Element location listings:

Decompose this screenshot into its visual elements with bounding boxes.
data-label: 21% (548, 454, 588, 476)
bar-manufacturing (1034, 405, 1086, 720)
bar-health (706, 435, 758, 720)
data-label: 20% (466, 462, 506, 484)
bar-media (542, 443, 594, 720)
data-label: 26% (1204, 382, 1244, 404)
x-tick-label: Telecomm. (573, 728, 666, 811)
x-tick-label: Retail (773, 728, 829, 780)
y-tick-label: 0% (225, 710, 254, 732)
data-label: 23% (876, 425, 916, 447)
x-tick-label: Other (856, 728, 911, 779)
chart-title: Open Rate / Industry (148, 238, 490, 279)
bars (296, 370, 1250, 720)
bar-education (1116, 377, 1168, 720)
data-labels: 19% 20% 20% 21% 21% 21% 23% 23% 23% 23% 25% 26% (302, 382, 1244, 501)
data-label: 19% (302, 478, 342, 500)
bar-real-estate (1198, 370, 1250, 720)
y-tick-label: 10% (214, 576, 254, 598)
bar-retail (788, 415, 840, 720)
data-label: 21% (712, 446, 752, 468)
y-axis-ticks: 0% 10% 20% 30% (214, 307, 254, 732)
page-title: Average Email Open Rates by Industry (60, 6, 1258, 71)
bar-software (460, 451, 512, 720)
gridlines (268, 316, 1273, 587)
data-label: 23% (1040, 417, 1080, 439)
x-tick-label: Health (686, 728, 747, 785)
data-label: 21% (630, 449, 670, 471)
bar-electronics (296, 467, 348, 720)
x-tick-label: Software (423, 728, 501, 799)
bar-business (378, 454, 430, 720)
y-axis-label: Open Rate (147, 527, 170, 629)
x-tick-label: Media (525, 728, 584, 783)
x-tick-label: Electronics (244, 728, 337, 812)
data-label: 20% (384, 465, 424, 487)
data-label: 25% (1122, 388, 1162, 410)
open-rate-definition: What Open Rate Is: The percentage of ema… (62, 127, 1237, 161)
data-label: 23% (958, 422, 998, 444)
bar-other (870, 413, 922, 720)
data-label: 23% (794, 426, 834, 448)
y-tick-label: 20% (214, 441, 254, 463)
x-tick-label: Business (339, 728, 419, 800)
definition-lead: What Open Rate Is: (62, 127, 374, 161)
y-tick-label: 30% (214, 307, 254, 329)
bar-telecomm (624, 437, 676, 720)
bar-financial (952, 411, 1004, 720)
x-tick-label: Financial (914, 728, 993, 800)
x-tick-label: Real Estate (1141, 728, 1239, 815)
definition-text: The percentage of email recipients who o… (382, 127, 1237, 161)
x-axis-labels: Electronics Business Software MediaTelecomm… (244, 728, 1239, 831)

Exercise aim —
Update the data by replacing every "x-tick-label" with "x-axis-tick-label" and leave everything else unchanged.

Correct response —
Decompose this screenshot into its visual elements with bounding boxes.
data-label: 21% (548, 454, 588, 476)
bar-manufacturing (1034, 405, 1086, 720)
bar-health (706, 435, 758, 720)
data-label: 20% (466, 462, 506, 484)
bar-media (542, 443, 594, 720)
data-label: 26% (1204, 382, 1244, 404)
x-axis-tick-label: Telecomm. (573, 728, 666, 811)
x-axis-tick-label: Retail (773, 728, 829, 780)
y-tick-label: 0% (225, 710, 254, 732)
data-label: 23% (876, 425, 916, 447)
x-axis-tick-label: Other (856, 728, 911, 779)
chart-title: Open Rate / Industry (148, 238, 490, 279)
bars (296, 370, 1250, 720)
bar-education (1116, 377, 1168, 720)
data-labels: 19% 20% 20% 21% 21% 21% 23% 23% 23% 23% 25% 26% (302, 382, 1244, 501)
data-label: 19% (302, 478, 342, 500)
bar-real-estate (1198, 370, 1250, 720)
y-tick-label: 10% (214, 576, 254, 598)
bar-retail (788, 415, 840, 720)
data-label: 21% (712, 446, 752, 468)
y-axis-ticks: 0% 10% 20% 30% (214, 307, 254, 732)
page-title: Average Email Open Rates by Industry (60, 6, 1258, 71)
bar-software (460, 451, 512, 720)
gridlines (268, 316, 1273, 587)
data-label: 23% (1040, 417, 1080, 439)
x-axis-tick-label: Health (686, 728, 747, 785)
data-label: 21% (630, 449, 670, 471)
bar-electronics (296, 467, 348, 720)
x-axis-tick-label: Software (423, 728, 501, 799)
bar-business (378, 454, 430, 720)
y-axis-label: Open Rate (147, 527, 170, 629)
x-axis-tick-label: Media (525, 728, 584, 783)
x-axis-tick-label: Electronics (244, 728, 337, 812)
data-label: 20% (384, 465, 424, 487)
data-label: 25% (1122, 388, 1162, 410)
open-rate-definition: What Open Rate Is: The percentage of ema… (62, 127, 1237, 161)
data-label: 23% (958, 422, 998, 444)
bar-other (870, 413, 922, 720)
data-label: 23% (794, 426, 834, 448)
y-tick-label: 20% (214, 441, 254, 463)
x-axis-tick-label: Business (339, 728, 419, 800)
definition-lead: What Open Rate Is: (62, 127, 374, 161)
y-tick-label: 30% (214, 307, 254, 329)
bar-telecomm (624, 437, 676, 720)
bar-financial (952, 411, 1004, 720)
x-axis-tick-label: Financial (914, 728, 993, 800)
x-axis-tick-label: Real Estate (1141, 728, 1239, 815)
definition-text: The percentage of email recipients who o… (382, 127, 1237, 161)
x-axis-labels: Electronics Business Software MediaTelecomm… (244, 728, 1239, 831)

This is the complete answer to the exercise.